* _TASK BRIEF_
Filter this data down to the lines that hold "structure", and copy them.

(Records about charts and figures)
═══

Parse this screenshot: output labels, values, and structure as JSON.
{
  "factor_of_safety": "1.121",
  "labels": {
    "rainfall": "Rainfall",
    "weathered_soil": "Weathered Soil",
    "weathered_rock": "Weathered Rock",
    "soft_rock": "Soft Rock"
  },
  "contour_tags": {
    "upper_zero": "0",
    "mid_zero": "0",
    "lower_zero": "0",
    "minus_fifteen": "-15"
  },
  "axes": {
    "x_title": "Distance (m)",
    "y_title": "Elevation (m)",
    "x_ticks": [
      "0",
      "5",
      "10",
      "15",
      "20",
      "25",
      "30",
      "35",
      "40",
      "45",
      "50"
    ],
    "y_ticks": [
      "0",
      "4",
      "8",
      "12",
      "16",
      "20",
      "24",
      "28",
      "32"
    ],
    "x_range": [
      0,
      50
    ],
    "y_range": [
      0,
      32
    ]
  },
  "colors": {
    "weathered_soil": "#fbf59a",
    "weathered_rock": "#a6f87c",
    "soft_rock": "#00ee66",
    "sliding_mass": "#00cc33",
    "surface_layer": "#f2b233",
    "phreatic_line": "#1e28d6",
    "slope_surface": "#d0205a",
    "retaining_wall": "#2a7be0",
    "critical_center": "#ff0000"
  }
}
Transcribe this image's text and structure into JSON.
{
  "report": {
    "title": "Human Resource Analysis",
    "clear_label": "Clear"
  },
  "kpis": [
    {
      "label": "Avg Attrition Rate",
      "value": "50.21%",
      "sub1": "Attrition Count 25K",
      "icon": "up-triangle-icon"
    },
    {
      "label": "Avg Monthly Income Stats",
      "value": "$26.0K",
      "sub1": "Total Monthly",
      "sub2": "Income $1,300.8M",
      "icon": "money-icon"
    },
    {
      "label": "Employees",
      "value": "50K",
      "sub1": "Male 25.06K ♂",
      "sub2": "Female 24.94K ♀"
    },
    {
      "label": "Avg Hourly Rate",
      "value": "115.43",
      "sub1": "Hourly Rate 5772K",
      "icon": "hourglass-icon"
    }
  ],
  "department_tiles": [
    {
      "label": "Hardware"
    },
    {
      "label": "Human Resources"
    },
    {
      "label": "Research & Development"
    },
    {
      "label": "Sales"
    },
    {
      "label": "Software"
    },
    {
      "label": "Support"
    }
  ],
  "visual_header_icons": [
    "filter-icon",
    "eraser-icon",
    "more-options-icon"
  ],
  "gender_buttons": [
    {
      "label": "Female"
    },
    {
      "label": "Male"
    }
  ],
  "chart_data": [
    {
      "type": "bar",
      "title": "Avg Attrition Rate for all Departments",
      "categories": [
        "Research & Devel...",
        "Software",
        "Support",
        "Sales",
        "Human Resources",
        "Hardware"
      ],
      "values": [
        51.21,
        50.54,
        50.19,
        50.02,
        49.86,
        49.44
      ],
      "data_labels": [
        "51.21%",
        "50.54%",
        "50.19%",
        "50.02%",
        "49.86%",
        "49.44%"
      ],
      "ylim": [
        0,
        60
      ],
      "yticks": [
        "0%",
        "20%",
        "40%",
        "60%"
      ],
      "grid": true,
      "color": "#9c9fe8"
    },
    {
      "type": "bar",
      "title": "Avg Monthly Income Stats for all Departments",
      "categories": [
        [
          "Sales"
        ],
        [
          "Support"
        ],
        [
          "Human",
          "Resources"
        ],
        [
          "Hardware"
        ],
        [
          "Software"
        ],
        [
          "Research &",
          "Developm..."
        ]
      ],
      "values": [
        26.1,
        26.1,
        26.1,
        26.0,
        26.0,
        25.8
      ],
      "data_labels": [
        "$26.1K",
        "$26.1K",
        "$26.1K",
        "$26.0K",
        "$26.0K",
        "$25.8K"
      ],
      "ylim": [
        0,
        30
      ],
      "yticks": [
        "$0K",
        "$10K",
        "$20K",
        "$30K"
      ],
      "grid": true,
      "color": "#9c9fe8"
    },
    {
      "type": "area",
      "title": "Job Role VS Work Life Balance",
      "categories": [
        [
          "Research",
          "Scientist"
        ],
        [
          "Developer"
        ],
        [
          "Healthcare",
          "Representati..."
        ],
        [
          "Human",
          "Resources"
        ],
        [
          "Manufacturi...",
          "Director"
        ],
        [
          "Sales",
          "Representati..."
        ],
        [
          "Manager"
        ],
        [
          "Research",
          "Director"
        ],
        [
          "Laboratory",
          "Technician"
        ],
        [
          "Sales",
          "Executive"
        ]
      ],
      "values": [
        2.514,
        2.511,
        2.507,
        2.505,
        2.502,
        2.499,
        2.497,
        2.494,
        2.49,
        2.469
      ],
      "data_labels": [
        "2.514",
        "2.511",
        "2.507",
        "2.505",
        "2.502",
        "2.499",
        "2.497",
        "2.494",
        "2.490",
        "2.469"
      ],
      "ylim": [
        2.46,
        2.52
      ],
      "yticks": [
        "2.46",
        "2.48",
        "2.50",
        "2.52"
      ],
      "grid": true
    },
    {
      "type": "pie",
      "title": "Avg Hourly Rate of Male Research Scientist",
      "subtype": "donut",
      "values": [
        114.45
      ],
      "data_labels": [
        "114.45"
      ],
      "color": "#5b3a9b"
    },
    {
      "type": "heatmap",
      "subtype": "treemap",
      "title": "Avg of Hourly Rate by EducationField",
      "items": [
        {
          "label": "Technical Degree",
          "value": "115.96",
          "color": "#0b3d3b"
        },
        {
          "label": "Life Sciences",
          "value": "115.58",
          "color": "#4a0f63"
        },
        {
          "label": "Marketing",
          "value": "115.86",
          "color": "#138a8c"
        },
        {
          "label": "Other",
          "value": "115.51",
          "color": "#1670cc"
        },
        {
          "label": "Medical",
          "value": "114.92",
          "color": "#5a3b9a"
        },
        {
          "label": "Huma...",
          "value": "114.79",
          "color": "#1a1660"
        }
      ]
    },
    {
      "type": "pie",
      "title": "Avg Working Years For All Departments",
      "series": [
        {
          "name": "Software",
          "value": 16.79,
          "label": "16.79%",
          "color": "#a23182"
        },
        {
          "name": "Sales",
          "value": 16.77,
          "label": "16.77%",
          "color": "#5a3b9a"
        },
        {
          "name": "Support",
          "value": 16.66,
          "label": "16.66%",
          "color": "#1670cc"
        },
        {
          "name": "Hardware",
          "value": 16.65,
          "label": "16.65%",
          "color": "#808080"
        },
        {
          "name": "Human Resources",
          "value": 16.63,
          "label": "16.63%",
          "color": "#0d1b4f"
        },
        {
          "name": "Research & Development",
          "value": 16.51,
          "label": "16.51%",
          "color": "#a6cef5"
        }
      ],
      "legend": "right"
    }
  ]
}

═══

* _PROBLEM SOLUTION_
Parse this screenshot: output labels, values, and structure as JSON.
Transcribe this image's text and structure into JSON.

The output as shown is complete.